Text for analysis: Begin

January 13, 2012 2:34 pm

Scott Covert
Meant to add, I now swear by the gf-cf diet, it pretty well returns me to “normal” plus it did well in closely-monitored tests, so long as it’s followed 100% not 99%. Naturally I want to encourage all on the spectrum with this.
Andrew
Thanks for your stream-of-consciousness input. Don’t know if gf-cf works for ADHD, it might, certainly it’s a spiritual challenge and for many AFAIK, wake-up call. All the best.

Zeke B
January 13, 2012 3:11 pm

Part of Stein’s case involves the claim that the chap Kyocera hired instead “appropriated his image”. Nothing could be further from the truth. Not only has Morici been wearing glasses, bow ties and sports jackets for years (evidence: http://www.rhsmith.umd.edu/news/stories/2008/morici-testimony.aspx) but unlike Stein, he actually IS an economics professor, as portrayed in the commercials.
Stein-0, Truth-1

Steven Kopits
January 13, 2012 3:29 pm

You’re referring to Peter Morici, Prof. of Economics at U. of Maryland. Morici testifies pretty frequently in Congress and mostly says sensible things–as does Ben Stein. Morici regulary wears a bowtie, and cuts a fairly idiosyncratic figure. I doubt his is an AGW proponent, and I would guess he’s cheaper than Stein.

Iren
January 13, 2012 4:25 pm

Kyocera has every right to say no to someone that agrees or disagrees with Global Warming. It is or should be the right of every private party or person to hire or deny hire someone based on political colors.
Do they also then have the right to copy his persona and appearance? Maybe, in the end, it had less to do with his views than the fact that they wanted to save money. Aren’t there any passing off laws in America? If they wanted to drop him for his views they should not then have copied him. Dishonest from every point of view.

Zeke B
January 13, 2012 4:32 pm

Steven Kopits: Although he has opposed measures like Kyoto for merely encouraging the relocation of “dirty” industries to developing countries (where they’d be exempt), from what I’ve read Morici seems to accept that human activity is influencing climate change.
However my point was about the spurious allegation of image appropriation. As you mentioned , does cut an idiosyncratic figure–the elements of which (bow tie, glasses, sports jacket) are identical to those Stein which seems to believe belong to him and him alone.

Zeke B
January 13, 2012 4:43 pm

Please pardon the editing errors in my previous post. I also meant to add that, while Morici has written very little on climate issues (and solely from an economic perspective), his bête noire has long been America’s trade deficit with Japan (and others). Ironic that he will now be shilling for a Japanese multinational..

Text for analysis: End

How would you translate the sentence "Nothing could be further from the truth." from the comment thread about Ben Stein and Kyocera into Spanish? Rely only on the comment thread above.

Dataset: Begin

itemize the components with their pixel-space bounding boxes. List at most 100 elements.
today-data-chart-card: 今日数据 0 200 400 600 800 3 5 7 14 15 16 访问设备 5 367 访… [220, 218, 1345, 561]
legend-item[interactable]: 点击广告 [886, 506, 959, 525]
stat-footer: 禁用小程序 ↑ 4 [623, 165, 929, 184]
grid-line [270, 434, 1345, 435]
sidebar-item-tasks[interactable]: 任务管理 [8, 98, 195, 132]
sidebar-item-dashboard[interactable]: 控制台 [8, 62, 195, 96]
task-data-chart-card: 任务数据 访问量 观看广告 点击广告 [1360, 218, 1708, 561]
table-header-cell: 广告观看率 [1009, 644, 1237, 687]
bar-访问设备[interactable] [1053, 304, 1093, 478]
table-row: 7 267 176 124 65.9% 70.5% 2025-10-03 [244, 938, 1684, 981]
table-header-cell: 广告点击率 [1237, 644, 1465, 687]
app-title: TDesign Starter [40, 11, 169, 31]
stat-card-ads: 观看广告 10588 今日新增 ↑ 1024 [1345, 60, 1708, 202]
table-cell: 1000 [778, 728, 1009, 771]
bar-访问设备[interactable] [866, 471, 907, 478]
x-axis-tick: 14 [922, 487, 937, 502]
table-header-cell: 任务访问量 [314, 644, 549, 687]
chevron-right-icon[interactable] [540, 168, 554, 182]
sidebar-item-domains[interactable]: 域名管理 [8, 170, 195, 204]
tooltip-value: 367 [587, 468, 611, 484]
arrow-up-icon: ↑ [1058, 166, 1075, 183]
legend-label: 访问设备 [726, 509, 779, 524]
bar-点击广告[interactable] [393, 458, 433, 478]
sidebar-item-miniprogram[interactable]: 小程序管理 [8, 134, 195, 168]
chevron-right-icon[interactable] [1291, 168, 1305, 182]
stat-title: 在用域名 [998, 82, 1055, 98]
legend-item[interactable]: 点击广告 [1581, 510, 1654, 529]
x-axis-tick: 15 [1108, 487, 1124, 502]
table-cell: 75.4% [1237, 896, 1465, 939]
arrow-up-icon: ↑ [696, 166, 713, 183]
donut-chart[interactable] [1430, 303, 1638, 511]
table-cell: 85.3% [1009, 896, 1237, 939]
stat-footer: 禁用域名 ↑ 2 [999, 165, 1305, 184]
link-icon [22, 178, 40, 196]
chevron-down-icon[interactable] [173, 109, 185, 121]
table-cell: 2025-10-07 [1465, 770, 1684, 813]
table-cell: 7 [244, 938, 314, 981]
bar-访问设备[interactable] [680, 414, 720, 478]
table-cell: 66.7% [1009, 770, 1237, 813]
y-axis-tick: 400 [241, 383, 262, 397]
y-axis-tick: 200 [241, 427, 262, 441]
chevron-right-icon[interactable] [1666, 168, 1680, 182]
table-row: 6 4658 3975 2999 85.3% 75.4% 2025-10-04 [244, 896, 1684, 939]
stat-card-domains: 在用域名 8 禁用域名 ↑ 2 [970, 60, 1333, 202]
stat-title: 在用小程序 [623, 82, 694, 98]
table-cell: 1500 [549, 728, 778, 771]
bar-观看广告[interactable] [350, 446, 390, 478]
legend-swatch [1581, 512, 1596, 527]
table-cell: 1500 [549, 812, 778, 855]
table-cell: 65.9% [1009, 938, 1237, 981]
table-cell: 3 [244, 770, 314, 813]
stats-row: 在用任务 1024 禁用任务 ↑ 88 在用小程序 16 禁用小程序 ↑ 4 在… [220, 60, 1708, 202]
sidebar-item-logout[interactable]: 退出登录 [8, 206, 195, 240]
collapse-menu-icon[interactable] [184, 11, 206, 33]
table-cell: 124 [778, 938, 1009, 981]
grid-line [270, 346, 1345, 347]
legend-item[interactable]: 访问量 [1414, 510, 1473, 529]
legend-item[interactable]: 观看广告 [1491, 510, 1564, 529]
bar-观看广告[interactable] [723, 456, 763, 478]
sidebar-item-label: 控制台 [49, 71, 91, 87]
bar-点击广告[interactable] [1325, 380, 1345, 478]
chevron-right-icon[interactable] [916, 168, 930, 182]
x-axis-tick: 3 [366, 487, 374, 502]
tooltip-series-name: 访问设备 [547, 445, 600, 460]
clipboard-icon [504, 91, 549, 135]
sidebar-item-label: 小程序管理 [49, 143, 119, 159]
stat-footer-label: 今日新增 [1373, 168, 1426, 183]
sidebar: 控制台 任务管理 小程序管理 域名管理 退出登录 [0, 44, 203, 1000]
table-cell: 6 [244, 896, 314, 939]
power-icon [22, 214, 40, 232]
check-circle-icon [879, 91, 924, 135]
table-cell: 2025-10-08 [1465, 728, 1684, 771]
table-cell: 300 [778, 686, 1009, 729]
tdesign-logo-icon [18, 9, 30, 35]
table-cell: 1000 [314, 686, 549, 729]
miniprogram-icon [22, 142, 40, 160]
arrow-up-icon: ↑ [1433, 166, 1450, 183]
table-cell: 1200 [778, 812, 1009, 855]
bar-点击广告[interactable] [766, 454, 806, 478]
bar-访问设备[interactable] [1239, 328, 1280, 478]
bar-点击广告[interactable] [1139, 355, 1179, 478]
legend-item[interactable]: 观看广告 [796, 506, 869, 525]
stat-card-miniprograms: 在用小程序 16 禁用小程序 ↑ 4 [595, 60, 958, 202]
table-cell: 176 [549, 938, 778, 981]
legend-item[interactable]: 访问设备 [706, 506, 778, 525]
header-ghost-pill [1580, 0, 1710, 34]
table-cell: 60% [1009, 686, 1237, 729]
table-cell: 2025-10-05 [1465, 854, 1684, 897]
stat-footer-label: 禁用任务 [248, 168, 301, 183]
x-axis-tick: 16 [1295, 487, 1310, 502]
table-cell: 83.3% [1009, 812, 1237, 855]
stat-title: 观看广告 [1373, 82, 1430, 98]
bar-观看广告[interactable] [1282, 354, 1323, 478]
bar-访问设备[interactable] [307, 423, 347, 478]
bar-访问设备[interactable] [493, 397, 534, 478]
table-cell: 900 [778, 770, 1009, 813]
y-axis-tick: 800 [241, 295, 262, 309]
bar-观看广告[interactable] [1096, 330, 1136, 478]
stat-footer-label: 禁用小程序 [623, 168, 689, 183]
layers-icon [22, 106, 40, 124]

Dataset: End

→ Response to this exercise
Nada podría estar más lejos de la verdad.